START The data

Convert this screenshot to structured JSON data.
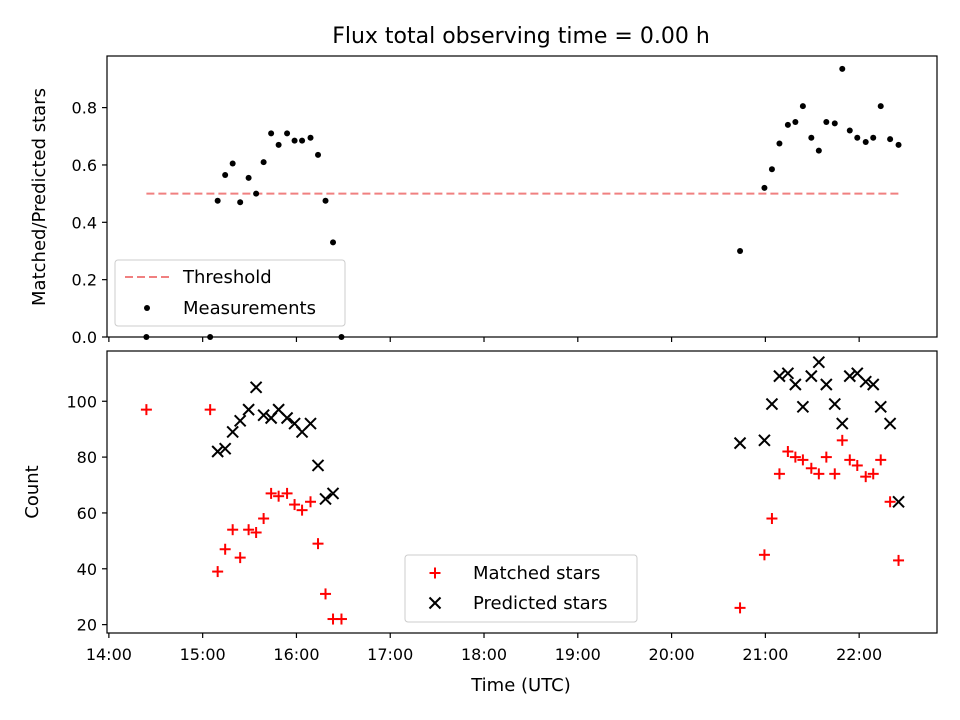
{
  "figure": {
    "title": "Flux total observing time = 0.00 h",
    "xlabel": "Time (UTC)",
    "x_ticks": [
      "14:00",
      "15:00",
      "16:00",
      "17:00",
      "18:00",
      "19:00",
      "20:00",
      "21:00",
      "22:00"
    ]
  },
  "colors": {
    "threshold": "#f08080",
    "measurements": "#000000",
    "matched": "#ff0000",
    "predicted": "#000000"
  },
  "chart_data": [
    {
      "type": "scatter",
      "ylabel": "Matched/Predicted stars",
      "x_unit": "hours UTC",
      "xlim": [
        13.98,
        22.83
      ],
      "ylim": [
        0.0,
        0.98
      ],
      "y_ticks": [
        0.0,
        0.2,
        0.4,
        0.6,
        0.8
      ],
      "y_tick_labels": [
        "0.0",
        "0.2",
        "0.4",
        "0.6",
        "0.8"
      ],
      "legend": {
        "placement": "lower-left",
        "entries": [
          "Threshold",
          "Measurements"
        ]
      },
      "threshold": {
        "name": "Threshold",
        "y": 0.5,
        "x_range": [
          14.4,
          22.42
        ]
      },
      "series": [
        {
          "name": "Measurements",
          "x": [
            14.4,
            15.08,
            15.16,
            15.24,
            15.32,
            15.4,
            15.49,
            15.57,
            15.65,
            15.73,
            15.81,
            15.9,
            15.98,
            16.06,
            16.15,
            16.23,
            16.31,
            16.39,
            16.48,
            20.73,
            20.99,
            21.07,
            21.15,
            21.24,
            21.32,
            21.4,
            21.49,
            21.57,
            21.65,
            21.74,
            21.82,
            21.9,
            21.98,
            22.07,
            22.15,
            22.23,
            22.33,
            22.42
          ],
          "y": [
            0.0,
            0.0,
            0.475,
            0.565,
            0.605,
            0.47,
            0.555,
            0.5,
            0.61,
            0.71,
            0.67,
            0.71,
            0.685,
            0.685,
            0.695,
            0.635,
            0.475,
            0.33,
            0.0,
            0.3,
            0.52,
            0.585,
            0.675,
            0.74,
            0.75,
            0.805,
            0.695,
            0.65,
            0.75,
            0.745,
            0.935,
            0.72,
            0.695,
            0.68,
            0.695,
            0.805,
            0.69,
            0.67
          ]
        }
      ]
    },
    {
      "type": "scatter",
      "ylabel": "Count",
      "x_unit": "hours UTC",
      "xlim": [
        13.98,
        22.83
      ],
      "ylim": [
        17,
        118
      ],
      "y_ticks": [
        20,
        40,
        60,
        80,
        100
      ],
      "y_tick_labels": [
        "20",
        "40",
        "60",
        "80",
        "100"
      ],
      "legend": {
        "placement": "lower-center",
        "entries": [
          "Matched stars",
          "Predicted stars"
        ]
      },
      "series": [
        {
          "name": "Matched stars",
          "marker": "plus",
          "x": [
            14.4,
            15.08,
            15.16,
            15.24,
            15.32,
            15.4,
            15.49,
            15.57,
            15.65,
            15.73,
            15.81,
            15.9,
            15.98,
            16.06,
            16.15,
            16.23,
            16.31,
            16.39,
            16.48,
            20.73,
            20.99,
            21.07,
            21.15,
            21.24,
            21.32,
            21.4,
            21.49,
            21.57,
            21.65,
            21.74,
            21.82,
            21.9,
            21.98,
            22.07,
            22.15,
            22.23,
            22.33,
            22.42
          ],
          "y": [
            97,
            97,
            39,
            47,
            54,
            44,
            54,
            53,
            58,
            67,
            66,
            67,
            63,
            61,
            64,
            49,
            31,
            22,
            22,
            26,
            45,
            58,
            74,
            82,
            80,
            79,
            76,
            74,
            80,
            74,
            86,
            79,
            77,
            73,
            74,
            79,
            64,
            43
          ]
        },
        {
          "name": "Predicted stars",
          "marker": "x",
          "x": [
            15.16,
            15.24,
            15.32,
            15.4,
            15.49,
            15.57,
            15.65,
            15.73,
            15.81,
            15.9,
            15.98,
            16.06,
            16.15,
            16.23,
            16.31,
            16.39,
            20.73,
            20.99,
            21.07,
            21.15,
            21.24,
            21.32,
            21.4,
            21.49,
            21.57,
            21.65,
            21.74,
            21.82,
            21.9,
            21.98,
            22.07,
            22.15,
            22.23,
            22.33,
            22.42
          ],
          "y": [
            82,
            83,
            89,
            93,
            97,
            105,
            95,
            94,
            97,
            94,
            92,
            89,
            92,
            77,
            65,
            67,
            85,
            86,
            99,
            109,
            110,
            106,
            98,
            109,
            114,
            106,
            99,
            92,
            109,
            110,
            107,
            106,
            98,
            92,
            64
          ]
        }
      ]
    }
  ]
}
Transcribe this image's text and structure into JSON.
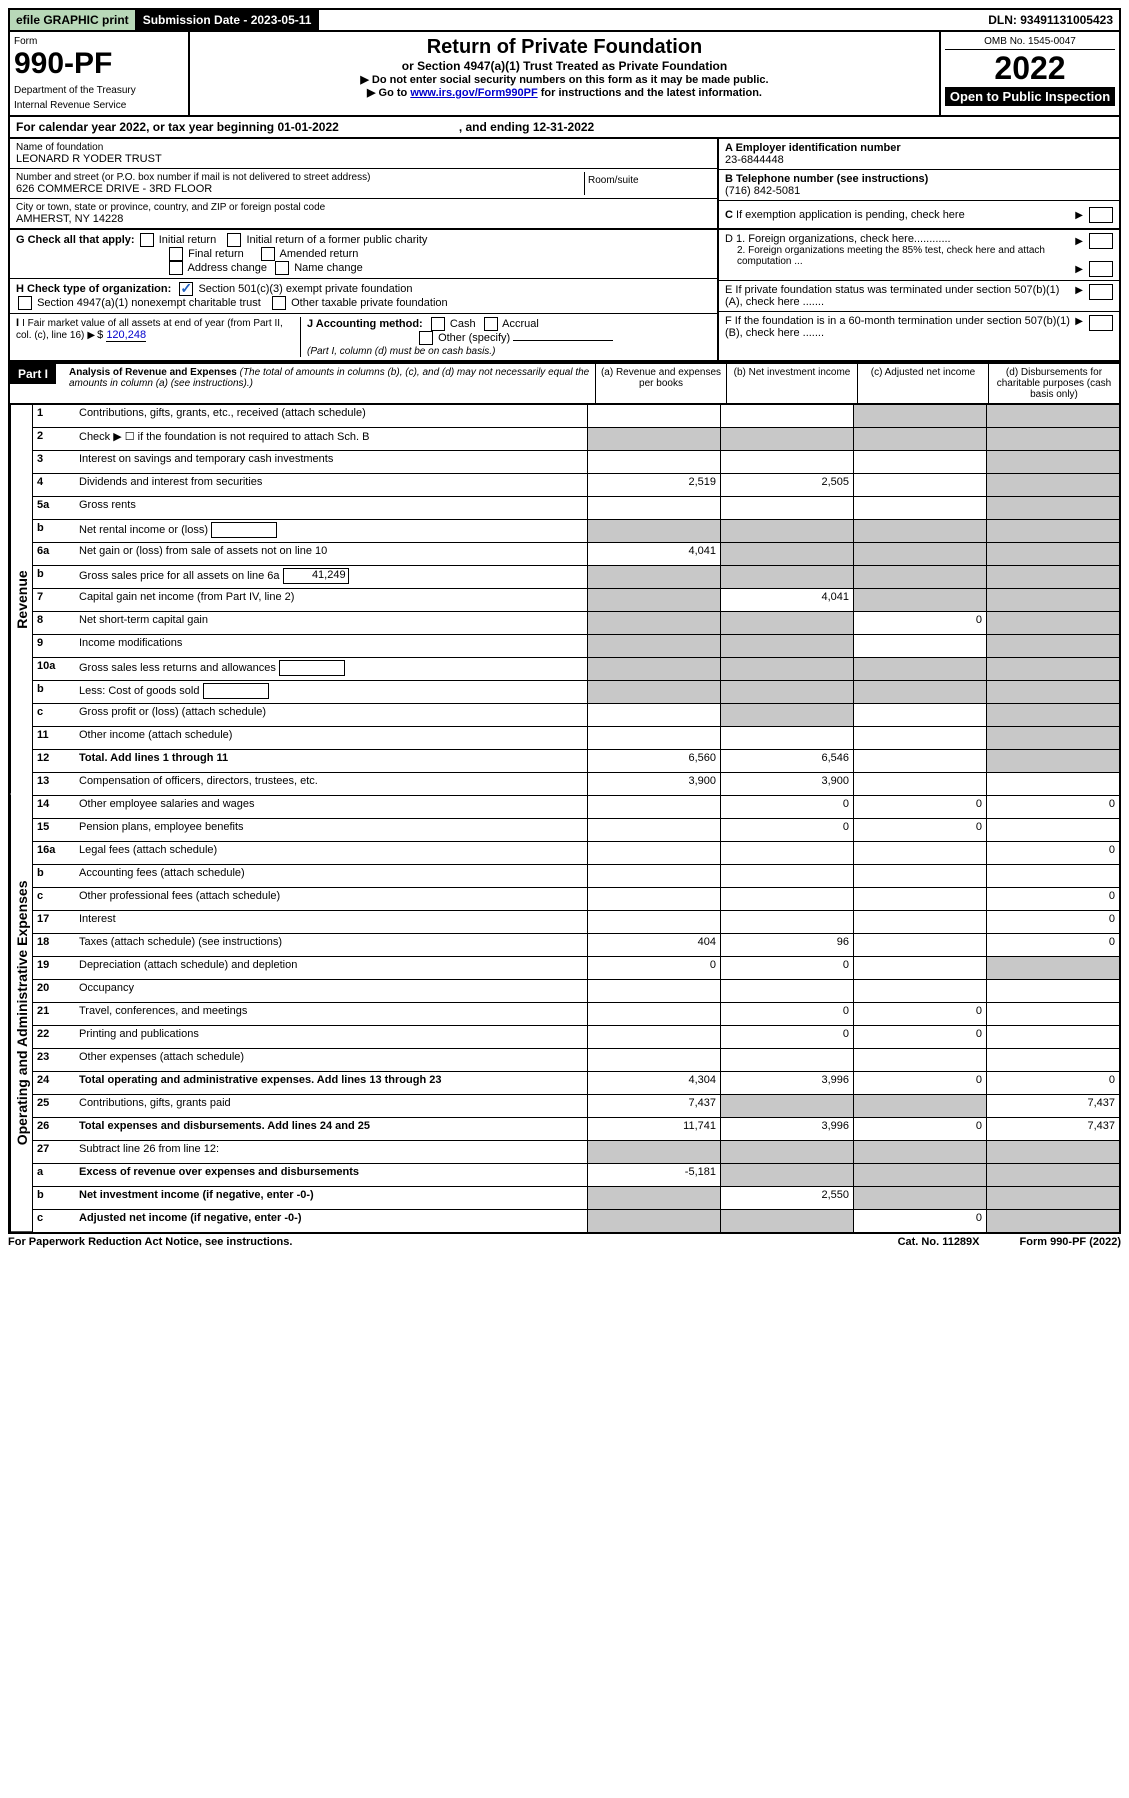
{
  "meta": {
    "efile": "efile GRAPHIC print",
    "submission_label": "Submission Date - 2023-05-11",
    "dln": "DLN: 93491131005423",
    "omb": "OMB No. 1545-0047",
    "form_word": "Form",
    "form_number": "990-PF",
    "dept1": "Department of the Treasury",
    "dept2": "Internal Revenue Service",
    "title": "Return of Private Foundation",
    "subtitle": "or Section 4947(a)(1) Trust Treated as Private Foundation",
    "note1": "▶ Do not enter social security numbers on this form as it may be made public.",
    "note2_pre": "▶ Go to ",
    "note2_link": "www.irs.gov/Form990PF",
    "note2_post": " for instructions and the latest information.",
    "year": "2022",
    "open": "Open to Public Inspection",
    "calyear_a": "For calendar year 2022, or tax year beginning 01-01-2022",
    "calyear_b": ", and ending 12-31-2022"
  },
  "entity": {
    "name_lbl": "Name of foundation",
    "name": "LEONARD R YODER TRUST",
    "addr_lbl": "Number and street (or P.O. box number if mail is not delivered to street address)",
    "addr": "626 COMMERCE DRIVE - 3RD FLOOR",
    "suite_lbl": "Room/suite",
    "city_lbl": "City or town, state or province, country, and ZIP or foreign postal code",
    "city": "AMHERST, NY  14228",
    "a_lbl": "A Employer identification number",
    "a_val": "23-6844448",
    "b_lbl": "B Telephone number (see instructions)",
    "b_val": "(716) 842-5081",
    "c_lbl": "C If exemption application is pending, check here",
    "d1": "D 1. Foreign organizations, check here............",
    "d2": "2. Foreign organizations meeting the 85% test, check here and attach computation ...",
    "e": "E  If private foundation status was terminated under section 507(b)(1)(A), check here .......",
    "f": "F  If the foundation is in a 60-month termination under section 507(b)(1)(B), check here .......",
    "g_lbl": "G Check all that apply:",
    "g_opts": [
      "Initial return",
      "Initial return of a former public charity",
      "Final return",
      "Amended return",
      "Address change",
      "Name change"
    ],
    "h_lbl": "H Check type of organization:",
    "h1": "Section 501(c)(3) exempt private foundation",
    "h2": "Section 4947(a)(1) nonexempt charitable trust",
    "h3": "Other taxable private foundation",
    "i_lbl": "I Fair market value of all assets at end of year (from Part II, col. (c), line 16)",
    "i_val": "120,248",
    "j_lbl": "J Accounting method:",
    "j_opts": [
      "Cash",
      "Accrual"
    ],
    "j_other": "Other (specify)",
    "j_note": "(Part I, column (d) must be on cash basis.)"
  },
  "part1": {
    "label": "Part I",
    "title": "Analysis of Revenue and Expenses",
    "title_note": " (The total of amounts in columns (b), (c), and (d) may not necessarily equal the amounts in column (a) (see instructions).)",
    "cols": {
      "a": "(a)  Revenue and expenses per books",
      "b": "(b)  Net investment income",
      "c": "(c)  Adjusted net income",
      "d": "(d)  Disbursements for charitable purposes (cash basis only)"
    },
    "side_labels": {
      "rev": "Revenue",
      "op": "Operating and Administrative Expenses"
    }
  },
  "rows": [
    {
      "n": "1",
      "t": "Contributions, gifts, grants, etc., received (attach schedule)",
      "a": "",
      "b": "",
      "c": "grey",
      "d": "grey"
    },
    {
      "n": "2",
      "t": "Check ▶ ☐ if the foundation is not required to attach Sch. B",
      "empty": true,
      "a": "grey",
      "b": "grey",
      "c": "grey",
      "d": "grey"
    },
    {
      "n": "3",
      "t": "Interest on savings and temporary cash investments",
      "a": "",
      "b": "",
      "c": "",
      "d": "grey"
    },
    {
      "n": "4",
      "t": "Dividends and interest from securities",
      "a": "2,519",
      "b": "2,505",
      "c": "",
      "d": "grey"
    },
    {
      "n": "5a",
      "t": "Gross rents",
      "a": "",
      "b": "",
      "c": "",
      "d": "grey"
    },
    {
      "n": "b",
      "t": "Net rental income or (loss)",
      "inline": "",
      "a": "grey",
      "b": "grey",
      "c": "grey",
      "d": "grey"
    },
    {
      "n": "6a",
      "t": "Net gain or (loss) from sale of assets not on line 10",
      "a": "4,041",
      "b": "grey",
      "c": "grey",
      "d": "grey"
    },
    {
      "n": "b",
      "t": "Gross sales price for all assets on line 6a",
      "inline": "41,249",
      "a": "grey",
      "b": "grey",
      "c": "grey",
      "d": "grey"
    },
    {
      "n": "7",
      "t": "Capital gain net income (from Part IV, line 2)",
      "a": "grey",
      "b": "4,041",
      "c": "grey",
      "d": "grey"
    },
    {
      "n": "8",
      "t": "Net short-term capital gain",
      "a": "grey",
      "b": "grey",
      "c": "0",
      "d": "grey"
    },
    {
      "n": "9",
      "t": "Income modifications",
      "a": "grey",
      "b": "grey",
      "c": "",
      "d": "grey"
    },
    {
      "n": "10a",
      "t": "Gross sales less returns and allowances",
      "inline": "",
      "a": "grey",
      "b": "grey",
      "c": "grey",
      "d": "grey"
    },
    {
      "n": "b",
      "t": "Less: Cost of goods sold",
      "inline": "",
      "a": "grey",
      "b": "grey",
      "c": "grey",
      "d": "grey"
    },
    {
      "n": "c",
      "t": "Gross profit or (loss) (attach schedule)",
      "a": "",
      "b": "grey",
      "c": "",
      "d": "grey"
    },
    {
      "n": "11",
      "t": "Other income (attach schedule)",
      "a": "",
      "b": "",
      "c": "",
      "d": "grey"
    },
    {
      "n": "12",
      "t": "Total. Add lines 1 through 11",
      "bold": true,
      "a": "6,560",
      "b": "6,546",
      "c": "",
      "d": "grey"
    },
    {
      "n": "13",
      "t": "Compensation of officers, directors, trustees, etc.",
      "a": "3,900",
      "b": "3,900",
      "c": "",
      "d": ""
    },
    {
      "n": "14",
      "t": "Other employee salaries and wages",
      "a": "",
      "b": "0",
      "c": "0",
      "d": "0"
    },
    {
      "n": "15",
      "t": "Pension plans, employee benefits",
      "a": "",
      "b": "0",
      "c": "0",
      "d": ""
    },
    {
      "n": "16a",
      "t": "Legal fees (attach schedule)",
      "a": "",
      "b": "",
      "c": "",
      "d": "0"
    },
    {
      "n": "b",
      "t": "Accounting fees (attach schedule)",
      "a": "",
      "b": "",
      "c": "",
      "d": ""
    },
    {
      "n": "c",
      "t": "Other professional fees (attach schedule)",
      "a": "",
      "b": "",
      "c": "",
      "d": "0"
    },
    {
      "n": "17",
      "t": "Interest",
      "a": "",
      "b": "",
      "c": "",
      "d": "0"
    },
    {
      "n": "18",
      "t": "Taxes (attach schedule) (see instructions)",
      "a": "404",
      "b": "96",
      "c": "",
      "d": "0"
    },
    {
      "n": "19",
      "t": "Depreciation (attach schedule) and depletion",
      "a": "0",
      "b": "0",
      "c": "",
      "d": "grey"
    },
    {
      "n": "20",
      "t": "Occupancy",
      "a": "",
      "b": "",
      "c": "",
      "d": ""
    },
    {
      "n": "21",
      "t": "Travel, conferences, and meetings",
      "a": "",
      "b": "0",
      "c": "0",
      "d": ""
    },
    {
      "n": "22",
      "t": "Printing and publications",
      "a": "",
      "b": "0",
      "c": "0",
      "d": ""
    },
    {
      "n": "23",
      "t": "Other expenses (attach schedule)",
      "a": "",
      "b": "",
      "c": "",
      "d": ""
    },
    {
      "n": "24",
      "t": "Total operating and administrative expenses. Add lines 13 through 23",
      "bold": true,
      "a": "4,304",
      "b": "3,996",
      "c": "0",
      "d": "0"
    },
    {
      "n": "25",
      "t": "Contributions, gifts, grants paid",
      "a": "7,437",
      "b": "grey",
      "c": "grey",
      "d": "7,437"
    },
    {
      "n": "26",
      "t": "Total expenses and disbursements. Add lines 24 and 25",
      "bold": true,
      "a": "11,741",
      "b": "3,996",
      "c": "0",
      "d": "7,437"
    },
    {
      "n": "27",
      "t": "Subtract line 26 from line 12:",
      "a": "grey",
      "b": "grey",
      "c": "grey",
      "d": "grey"
    },
    {
      "n": "a",
      "t": "Excess of revenue over expenses and disbursements",
      "bold": true,
      "a": "-5,181",
      "b": "grey",
      "c": "grey",
      "d": "grey"
    },
    {
      "n": "b",
      "t": "Net investment income (if negative, enter -0-)",
      "bold": true,
      "a": "grey",
      "b": "2,550",
      "c": "grey",
      "d": "grey"
    },
    {
      "n": "c",
      "t": "Adjusted net income (if negative, enter -0-)",
      "bold": true,
      "a": "grey",
      "b": "grey",
      "c": "0",
      "d": "grey"
    }
  ],
  "footer": {
    "left": "For Paperwork Reduction Act Notice, see instructions.",
    "cat": "Cat. No. 11289X",
    "form": "Form 990-PF (2022)"
  },
  "colors": {
    "efile_bg": "#b8d8b8",
    "link": "#0000cc",
    "grey_cell": "#c8c8c8"
  }
}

END The data

Count every line in the listing above that holds "from", then report only the count.

Response to this exercise: 5